Information given:
▬▬▬

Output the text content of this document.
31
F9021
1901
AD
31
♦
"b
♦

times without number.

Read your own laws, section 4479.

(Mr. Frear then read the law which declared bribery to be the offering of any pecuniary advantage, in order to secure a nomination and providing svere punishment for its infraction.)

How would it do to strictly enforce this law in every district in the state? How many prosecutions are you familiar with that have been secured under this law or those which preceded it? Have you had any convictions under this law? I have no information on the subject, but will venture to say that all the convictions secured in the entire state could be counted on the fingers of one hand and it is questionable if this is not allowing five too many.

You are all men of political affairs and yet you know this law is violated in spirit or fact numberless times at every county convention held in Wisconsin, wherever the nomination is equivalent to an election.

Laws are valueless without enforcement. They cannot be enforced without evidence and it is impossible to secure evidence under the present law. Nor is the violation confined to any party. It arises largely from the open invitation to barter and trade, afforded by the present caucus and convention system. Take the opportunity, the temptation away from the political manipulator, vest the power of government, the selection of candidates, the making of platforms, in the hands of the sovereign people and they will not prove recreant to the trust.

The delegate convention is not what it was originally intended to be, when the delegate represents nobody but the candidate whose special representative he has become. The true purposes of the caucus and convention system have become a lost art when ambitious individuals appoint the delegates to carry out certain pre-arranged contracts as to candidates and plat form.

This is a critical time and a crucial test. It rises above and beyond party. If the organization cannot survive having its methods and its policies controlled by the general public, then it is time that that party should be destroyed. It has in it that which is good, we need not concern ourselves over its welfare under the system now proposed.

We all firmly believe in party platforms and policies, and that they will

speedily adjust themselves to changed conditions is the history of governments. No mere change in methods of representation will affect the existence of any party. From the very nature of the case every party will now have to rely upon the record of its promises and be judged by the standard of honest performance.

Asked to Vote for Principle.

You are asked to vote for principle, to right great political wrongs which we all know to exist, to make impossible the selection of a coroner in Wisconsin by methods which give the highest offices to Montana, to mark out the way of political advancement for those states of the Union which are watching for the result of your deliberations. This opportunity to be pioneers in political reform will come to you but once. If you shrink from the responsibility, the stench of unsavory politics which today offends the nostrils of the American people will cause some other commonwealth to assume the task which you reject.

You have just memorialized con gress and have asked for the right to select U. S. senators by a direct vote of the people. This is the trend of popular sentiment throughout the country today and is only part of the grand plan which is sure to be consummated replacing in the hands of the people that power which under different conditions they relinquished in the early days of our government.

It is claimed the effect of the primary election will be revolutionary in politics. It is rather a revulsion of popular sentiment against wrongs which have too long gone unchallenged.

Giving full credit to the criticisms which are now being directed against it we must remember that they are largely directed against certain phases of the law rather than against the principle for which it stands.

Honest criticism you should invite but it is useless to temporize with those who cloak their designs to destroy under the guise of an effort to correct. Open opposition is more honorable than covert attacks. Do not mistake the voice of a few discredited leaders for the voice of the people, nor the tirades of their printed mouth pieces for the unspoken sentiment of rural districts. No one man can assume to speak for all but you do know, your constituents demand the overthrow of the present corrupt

▬▬▬

To do: Take the listing above and write it out again exactly.

Solution for this task:
Output the text content of this document.
31
F9021
1901
AD
31
♦
"b
♦

times without number.

Read your own laws, section 4479.

(Mr. Frear then read the law which declared bribery to be the offering of any pecuniary advantage, in order to secure a nomination and providing svere punishment for its infraction.)

How would it do to strictly enforce this law in every district in the state? How many prosecutions are you familiar with that have been secured under this law or those which preceded it? Have you had any convictions under this law? I have no information on the subject, but will venture to say that all the convictions secured in the entire state could be counted on the fingers of one hand and it is questionable if this is not allowing five too many.

You are all men of political affairs and yet you know this law is violated in spirit or fact numberless times at every county convention held in Wisconsin, wherever the nomination is equivalent to an election.

Laws are valueless without enforcement. They cannot be enforced without evidence and it is impossible to secure evidence under the present law. Nor is the violation confined to any party. It arises largely from the open invitation to barter and trade, afforded by the present caucus and convention system. Take the opportunity, the temptation away from the political manipulator, vest the power of government, the selection of candidates, the making of platforms, in the hands of the sovereign people and they will not prove recreant to the trust.

The delegate convention is not what it was originally intended to be, when the delegate represents nobody but the candidate whose special representative he has become. The true purposes of the caucus and convention system have become a lost art when ambitious individuals appoint the delegates to carry out certain pre-arranged contracts as to candidates and plat form.

This is a critical time and a crucial test. It rises above and beyond party. If the organization cannot survive having its methods and its policies controlled by the general public, then it is time that that party should be destroyed. It has in it that which is good, we need not concern ourselves over its welfare under the system now proposed.

We all firmly believe in party platforms and policies, and that they will

speedily adjust themselves to changed conditions is the history of governments. No mere change in methods of representation will affect the existence of any party. From the very nature of the case every party will now have to rely upon the record of its promises and be judged by the standard of honest performance.

Asked to Vote for Principle.

You are asked to vote for principle, to right great political wrongs which we all know to exist, to make impossible the selection of a coroner in Wisconsin by methods which give the highest offices to Montana, to mark out the way of political advancement for those states of the Union which are watching for the result of your deliberations. This opportunity to be pioneers in political reform will come to you but once. If you shrink from the responsibility, the stench of unsavory politics which today offends the nostrils of the American people will cause some other commonwealth to assume the task which you reject.

You have just memorialized con gress and have asked for the right to select U. S. senators by a direct vote of the people. This is the trend of popular sentiment throughout the country today and is only part of the grand plan which is sure to be consummated replacing in the hands of the people that power which under different conditions they relinquished in the early days of our government.

It is claimed the effect of the primary election will be revolutionary in politics. It is rather a revulsion of popular sentiment against wrongs which have too long gone unchallenged.

Giving full credit to the criticisms which are now being directed against it we must remember that they are largely directed against certain phases of the law rather than against the principle for which it stands.

Honest criticism you should invite but it is useless to temporize with those who cloak their designs to destroy under the guise of an effort to correct. Open opposition is more honorable than covert attacks. Do not mistake the voice of a few discredited leaders for the voice of the people, nor the tirades of their printed mouth pieces for the unspoken sentiment of rural districts. No one man can assume to speak for all but you do know, your constituents demand the overthrow of the present corrupt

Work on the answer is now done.